Dataset listings of figures:
************

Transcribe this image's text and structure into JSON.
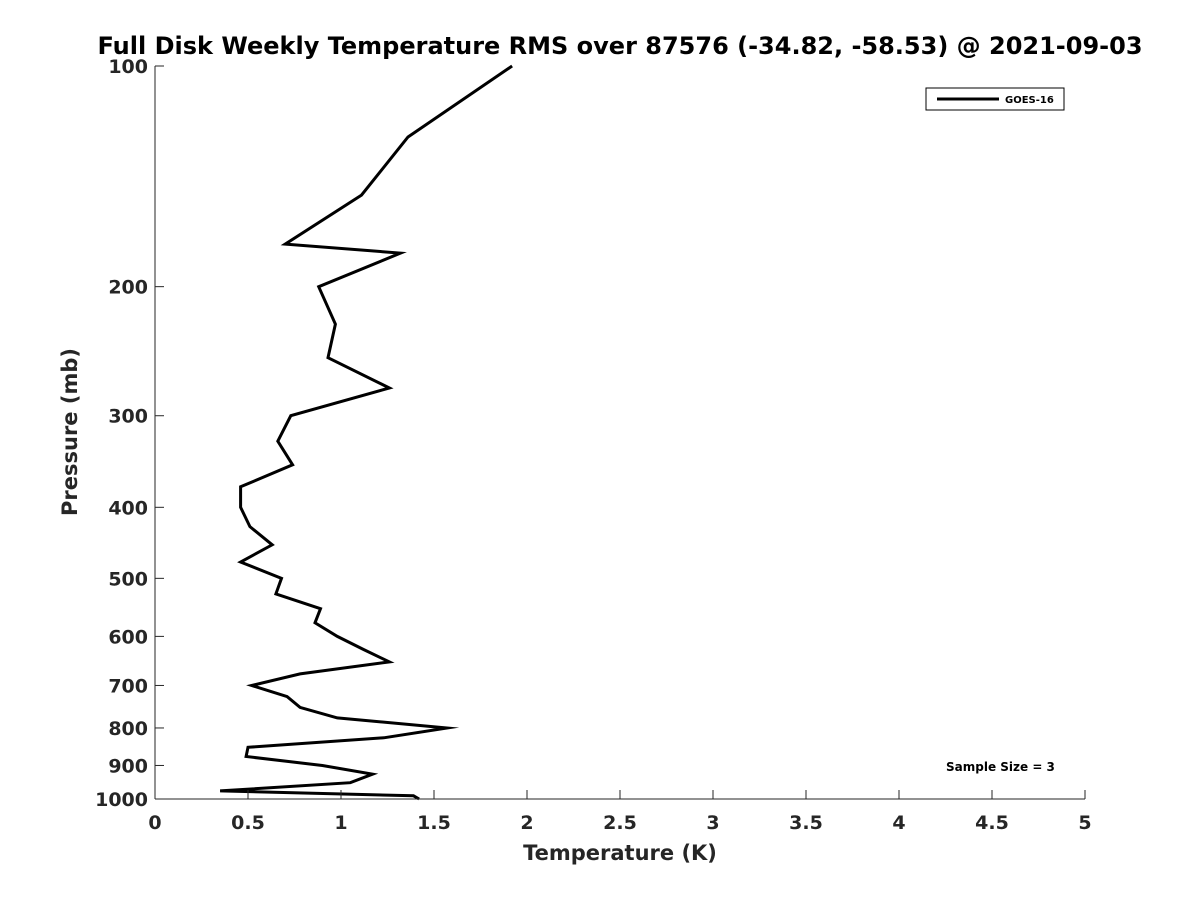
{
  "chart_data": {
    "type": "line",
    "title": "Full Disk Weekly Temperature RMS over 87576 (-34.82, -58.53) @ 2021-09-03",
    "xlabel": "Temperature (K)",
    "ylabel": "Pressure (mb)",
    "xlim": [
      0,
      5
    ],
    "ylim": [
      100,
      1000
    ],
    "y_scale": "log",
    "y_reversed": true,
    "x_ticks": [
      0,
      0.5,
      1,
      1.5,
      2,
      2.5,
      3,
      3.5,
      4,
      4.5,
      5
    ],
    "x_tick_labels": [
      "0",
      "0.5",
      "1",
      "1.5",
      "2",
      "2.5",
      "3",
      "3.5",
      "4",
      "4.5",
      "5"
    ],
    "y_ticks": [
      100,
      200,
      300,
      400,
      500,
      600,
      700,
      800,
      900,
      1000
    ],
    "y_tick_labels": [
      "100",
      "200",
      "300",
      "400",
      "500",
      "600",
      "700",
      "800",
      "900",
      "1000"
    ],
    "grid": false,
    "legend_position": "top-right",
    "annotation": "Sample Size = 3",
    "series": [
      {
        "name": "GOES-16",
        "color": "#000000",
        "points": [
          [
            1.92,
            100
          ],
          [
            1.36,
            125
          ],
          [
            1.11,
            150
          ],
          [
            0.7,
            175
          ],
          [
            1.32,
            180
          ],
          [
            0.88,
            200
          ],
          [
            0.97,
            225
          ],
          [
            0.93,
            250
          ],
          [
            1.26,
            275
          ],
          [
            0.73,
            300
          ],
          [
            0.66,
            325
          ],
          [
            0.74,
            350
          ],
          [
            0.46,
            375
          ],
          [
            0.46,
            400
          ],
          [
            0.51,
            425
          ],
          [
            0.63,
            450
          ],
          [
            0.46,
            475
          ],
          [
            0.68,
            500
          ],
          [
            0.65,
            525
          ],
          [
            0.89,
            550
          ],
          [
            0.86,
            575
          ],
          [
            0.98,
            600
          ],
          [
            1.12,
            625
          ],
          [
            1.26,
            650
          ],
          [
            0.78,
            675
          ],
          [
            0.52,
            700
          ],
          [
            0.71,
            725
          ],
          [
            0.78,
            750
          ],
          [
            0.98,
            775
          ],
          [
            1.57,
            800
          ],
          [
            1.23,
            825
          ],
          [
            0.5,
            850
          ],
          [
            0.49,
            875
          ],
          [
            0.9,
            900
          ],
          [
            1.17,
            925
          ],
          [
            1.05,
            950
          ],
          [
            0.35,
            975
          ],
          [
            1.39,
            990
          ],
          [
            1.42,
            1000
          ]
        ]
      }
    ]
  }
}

************

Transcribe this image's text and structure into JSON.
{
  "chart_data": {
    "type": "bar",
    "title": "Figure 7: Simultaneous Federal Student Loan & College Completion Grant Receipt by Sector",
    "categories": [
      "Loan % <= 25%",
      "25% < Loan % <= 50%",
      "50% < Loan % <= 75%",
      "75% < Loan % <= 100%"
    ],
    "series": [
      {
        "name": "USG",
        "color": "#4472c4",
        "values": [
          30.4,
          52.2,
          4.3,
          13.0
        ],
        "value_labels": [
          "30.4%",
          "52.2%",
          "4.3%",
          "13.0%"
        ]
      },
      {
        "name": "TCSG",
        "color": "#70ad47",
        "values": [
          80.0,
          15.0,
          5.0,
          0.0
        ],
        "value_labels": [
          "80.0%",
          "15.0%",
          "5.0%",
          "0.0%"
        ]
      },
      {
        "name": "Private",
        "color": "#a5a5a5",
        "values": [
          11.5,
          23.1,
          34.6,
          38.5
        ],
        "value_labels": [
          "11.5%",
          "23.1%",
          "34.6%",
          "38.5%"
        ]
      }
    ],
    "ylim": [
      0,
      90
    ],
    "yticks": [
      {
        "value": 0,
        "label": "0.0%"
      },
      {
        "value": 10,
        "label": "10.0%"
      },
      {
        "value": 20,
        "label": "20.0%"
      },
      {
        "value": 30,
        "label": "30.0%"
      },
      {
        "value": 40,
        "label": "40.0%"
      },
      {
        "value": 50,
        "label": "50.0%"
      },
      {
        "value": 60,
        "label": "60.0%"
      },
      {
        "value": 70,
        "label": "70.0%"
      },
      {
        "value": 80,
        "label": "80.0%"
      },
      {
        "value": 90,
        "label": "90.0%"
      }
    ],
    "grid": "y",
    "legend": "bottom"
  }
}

************

Task instructions:
Find and copy each line above that includes the string "Loan".

Task output:
    "title": "Figure 7: Simultaneous Federal Student Loan & College Completion Grant Receipt by Sector",
      "Loan % <= 25%",
      "25% < Loan % <= 50%",
      "50% < Loan % <= 75%",
      "75% < Loan % <= 100%"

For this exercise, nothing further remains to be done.